START Raw data

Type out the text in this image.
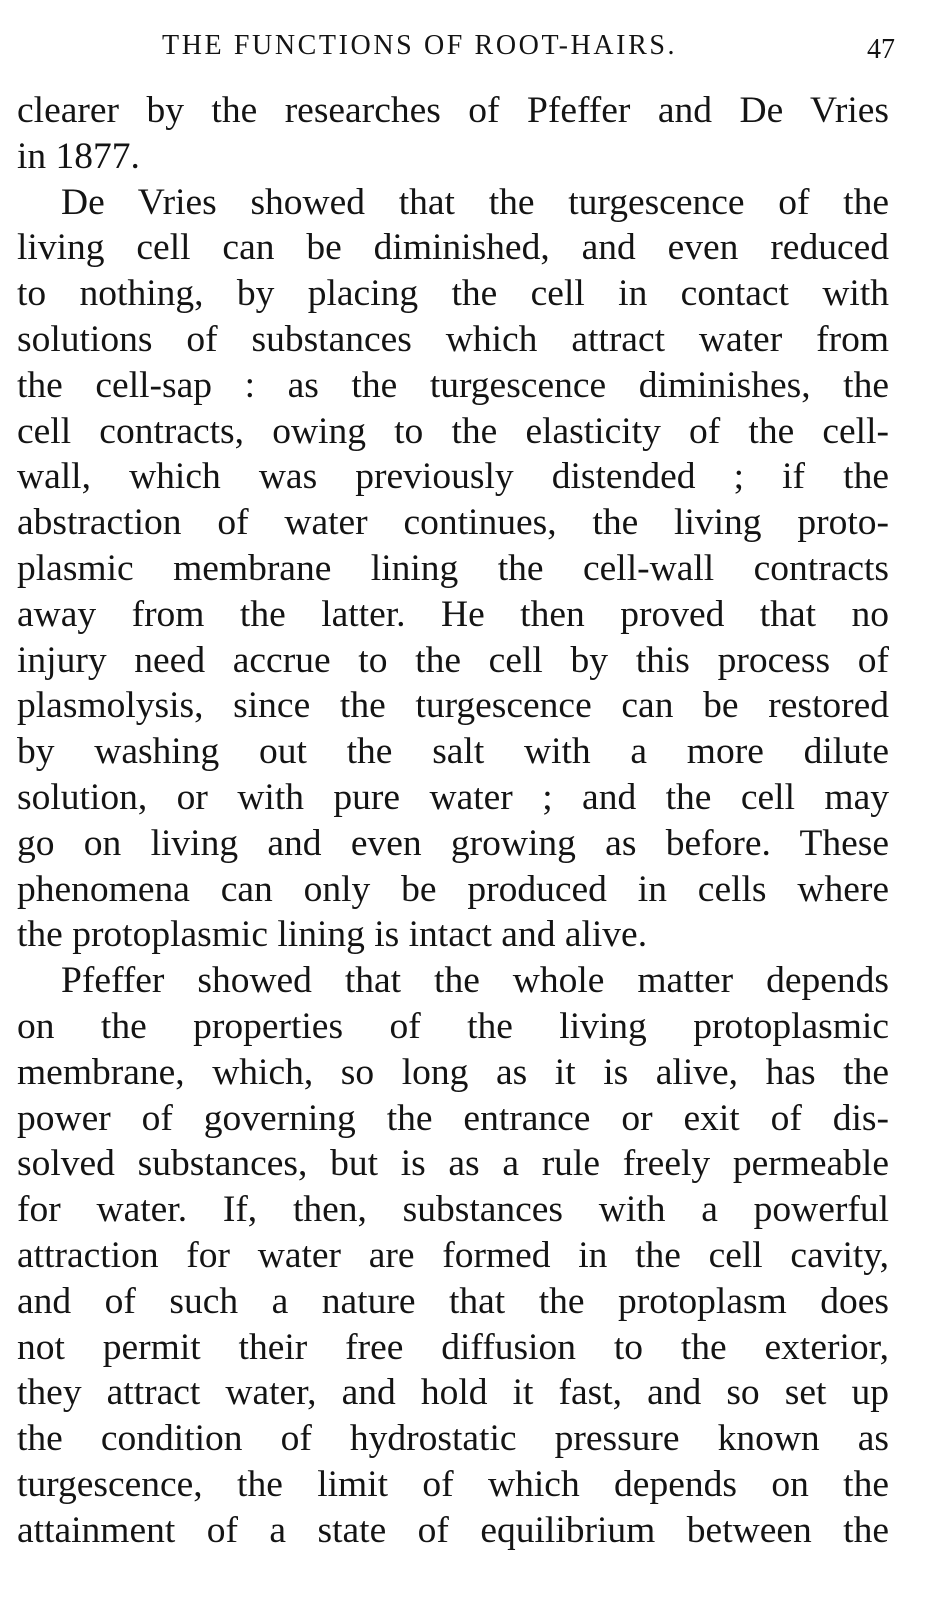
THE FUNCTIONS OF ROOT-HAIRS.	47
clearer by the researches of Pfeffer and De Vries
in 1877.
De Vries showed that the turgescence of the
living cell can be diminished, and even reduced
to nothing, by placing the cell in contact with
solutions of substances which attract water from
the cell-sap : as the turgescence diminishes, the
cell contracts, owing to the elasticity of the cell-
wall, which was previously distended ; if the
abstraction of water continues, the living proto-
plasmic membrane lining the cell-wall contracts
away from the latter. He then proved that no
injury need accrue to the cell by this process of
plasmolysis, since the turgescence can be restored
by washing out the salt with a more dilute
solution, or with pure water ; and the cell may
go on living and even growing as before. These
phenomena can only be produced in cells where
the protoplasmic lining is intact and alive.
Pfeffer showed that the whole matter depends
on the properties of the living protoplasmic
membrane, which, so long as it is alive, has the
power of governing the entrance or exit of dis-
solved substances, but is as a rule freely permeable
for water. If, then, substances with a powerful
attraction for water are formed in the cell cavity,
and of such a nature that the protoplasm does
not permit their free diffusion to the exterior,
they attract water, and hold it fast, and so set up
the condition of hydrostatic pressure known as
turgescence, the limit of which depends on the
attainment of a state of equilibrium between the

END Raw data

Instructions for the task: Write the lines above out again exactly, without any of their pictures.

Solution to this task:
Type out the text in this image.
THE FUNCTIONS OF ROOT-HAIRS.	47
clearer by the researches of Pfeffer and De Vries
in 1877.
De Vries showed that the turgescence of the
living cell can be diminished, and even reduced
to nothing, by placing the cell in contact with
solutions of substances which attract water from
the cell-sap : as the turgescence diminishes, the
cell contracts, owing to the elasticity of the cell-
wall, which was previously distended ; if the
abstraction of water continues, the living proto-
plasmic membrane lining the cell-wall contracts
away from the latter. He then proved that no
injury need accrue to the cell by this process of
plasmolysis, since the turgescence can be restored
by washing out the salt with a more dilute
solution, or with pure water ; and the cell may
go on living and even growing as before. These
phenomena can only be produced in cells where
the protoplasmic lining is intact and alive.
Pfeffer showed that the whole matter depends
on the properties of the living protoplasmic
membrane, which, so long as it is alive, has the
power of governing the entrance or exit of dis-
solved substances, but is as a rule freely permeable
for water. If, then, substances with a powerful
attraction for water are formed in the cell cavity,
and of such a nature that the protoplasm does
not permit their free diffusion to the exterior,
they attract water, and hold it fast, and so set up
the condition of hydrostatic pressure known as
turgescence, the limit of which depends on the
attainment of a state of equilibrium between the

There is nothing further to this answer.